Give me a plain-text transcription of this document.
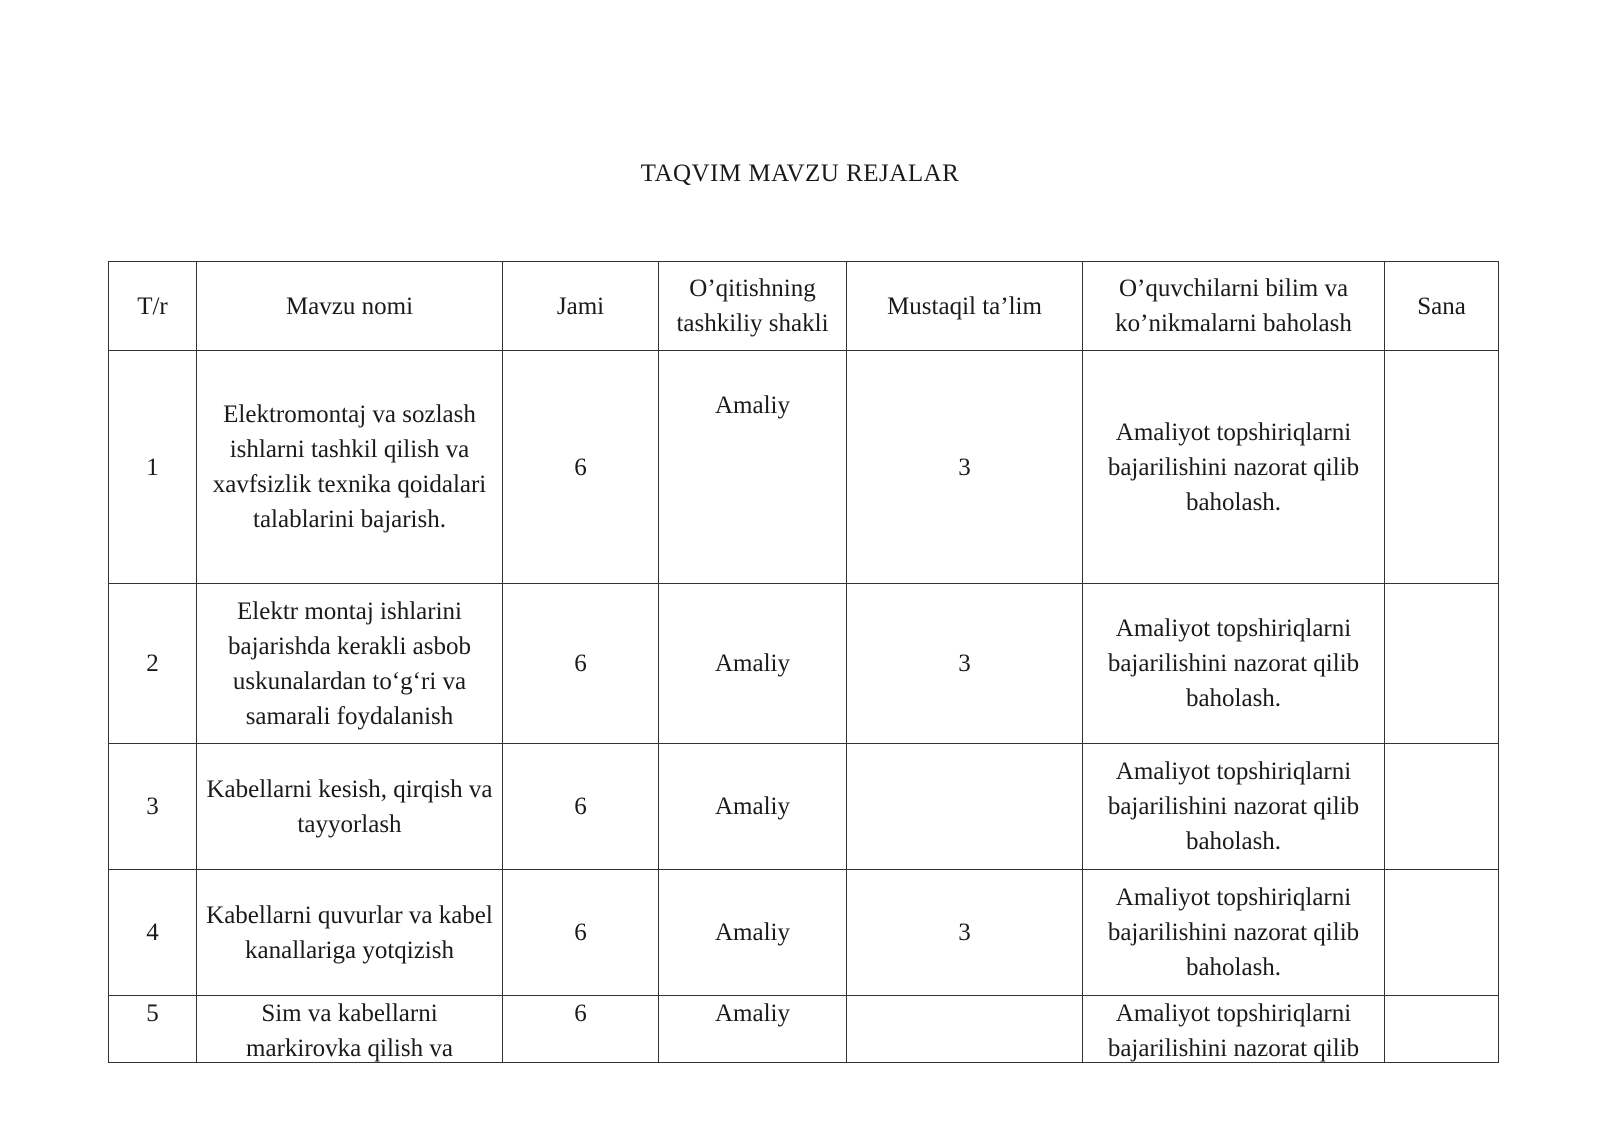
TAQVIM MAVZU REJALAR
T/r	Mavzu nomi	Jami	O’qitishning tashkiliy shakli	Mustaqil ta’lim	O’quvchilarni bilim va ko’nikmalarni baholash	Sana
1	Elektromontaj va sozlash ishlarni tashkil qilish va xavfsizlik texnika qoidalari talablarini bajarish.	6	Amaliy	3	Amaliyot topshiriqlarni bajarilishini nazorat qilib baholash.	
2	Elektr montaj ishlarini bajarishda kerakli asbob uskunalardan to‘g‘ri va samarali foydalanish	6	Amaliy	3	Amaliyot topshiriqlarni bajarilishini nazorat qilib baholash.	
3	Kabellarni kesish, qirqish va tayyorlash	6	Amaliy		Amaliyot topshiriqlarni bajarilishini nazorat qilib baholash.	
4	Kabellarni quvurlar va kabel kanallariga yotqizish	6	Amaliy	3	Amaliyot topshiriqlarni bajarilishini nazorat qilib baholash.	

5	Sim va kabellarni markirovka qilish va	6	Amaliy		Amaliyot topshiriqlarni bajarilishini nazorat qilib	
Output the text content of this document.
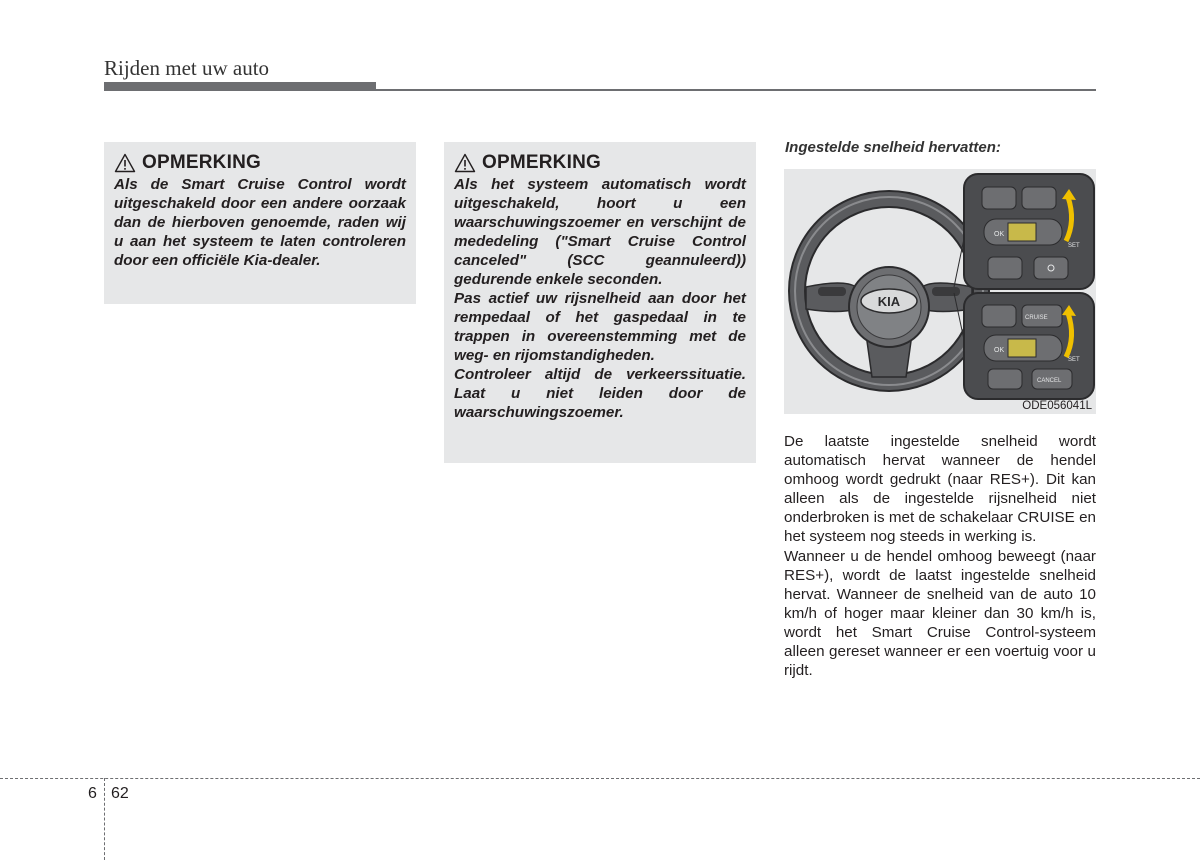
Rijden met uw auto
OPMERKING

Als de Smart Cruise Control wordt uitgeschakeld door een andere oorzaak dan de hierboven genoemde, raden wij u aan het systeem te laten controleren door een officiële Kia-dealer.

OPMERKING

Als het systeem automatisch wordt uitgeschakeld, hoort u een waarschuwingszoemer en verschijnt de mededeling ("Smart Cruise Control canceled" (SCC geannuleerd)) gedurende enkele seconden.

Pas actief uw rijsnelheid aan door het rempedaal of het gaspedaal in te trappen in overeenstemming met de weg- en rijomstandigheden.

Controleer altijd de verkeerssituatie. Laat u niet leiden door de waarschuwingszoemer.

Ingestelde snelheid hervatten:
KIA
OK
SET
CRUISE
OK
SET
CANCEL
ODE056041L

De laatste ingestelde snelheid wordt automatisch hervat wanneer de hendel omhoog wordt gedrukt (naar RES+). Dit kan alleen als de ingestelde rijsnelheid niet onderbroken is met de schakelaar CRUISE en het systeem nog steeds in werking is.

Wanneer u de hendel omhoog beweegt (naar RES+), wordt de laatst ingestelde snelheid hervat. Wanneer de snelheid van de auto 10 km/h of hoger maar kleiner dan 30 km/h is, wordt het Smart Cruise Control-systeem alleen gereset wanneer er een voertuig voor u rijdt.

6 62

-- What the exercise asks --
Reproduce every line precisely as given, omitting all pictures.

-- Answer to the problem --
Give me a plain-text transcription of this document.
TAQVIM MAVZU REJALAR
T/r	Mavzu nomi	Jami	O’qitishning tashkiliy shakli	Mustaqil ta’lim	O’quvchilarni bilim va ko’nikmalarni baholash	Sana
1	Elektromontaj va sozlash ishlarni tashkil qilish va xavfsizlik texnika qoidalari talablarini bajarish.	6	Amaliy	3	Amaliyot topshiriqlarni bajarilishini nazorat qilib baholash.	
2	Elektr montaj ishlarini bajarishda kerakli asbob uskunalardan to‘g‘ri va samarali foydalanish	6	Amaliy	3	Amaliyot topshiriqlarni bajarilishini nazorat qilib baholash.	
3	Kabellarni kesish, qirqish va tayyorlash	6	Amaliy		Amaliyot topshiriqlarni bajarilishini nazorat qilib baholash.	
4	Kabellarni quvurlar va kabel kanallariga yotqizish	6	Amaliy	3	Amaliyot topshiriqlarni bajarilishini nazorat qilib baholash.	

5	Sim va kabellarni markirovka qilish va	6	Amaliy		Amaliyot topshiriqlarni bajarilishini nazorat qilib	
Output the text content of this document.
Rijden met uw auto
OPMERKING

Als de Smart Cruise Control wordt uitgeschakeld door een andere oorzaak dan de hierboven genoemde, raden wij u aan het systeem te laten controleren door een officiële Kia-dealer.

OPMERKING

Als het systeem automatisch wordt uitgeschakeld, hoort u een waarschuwingszoemer en verschijnt de mededeling ("Smart Cruise Control canceled" (SCC geannuleerd)) gedurende enkele seconden.

Pas actief uw rijsnelheid aan door het rempedaal of het gaspedaal in te trappen in overeenstemming met de weg- en rijomstandigheden.

Controleer altijd de verkeerssituatie. Laat u niet leiden door de waarschuwingszoemer.

Ingestelde snelheid hervatten:
KIA
OK
SET
CRUISE
OK
SET
CANCEL
ODE056041L

De laatste ingestelde snelheid wordt automatisch hervat wanneer de hendel omhoog wordt gedrukt (naar RES+). Dit kan alleen als de ingestelde rijsnelheid niet onderbroken is met de schakelaar CRUISE en het systeem nog steeds in werking is.

Wanneer u de hendel omhoog beweegt (naar RES+), wordt de laatst ingestelde snelheid hervat. Wanneer de snelheid van de auto 10 km/h of hoger maar kleiner dan 30 km/h is, wordt het Smart Cruise Control-systeem alleen gereset wanneer er een voertuig voor u rijdt.

6 62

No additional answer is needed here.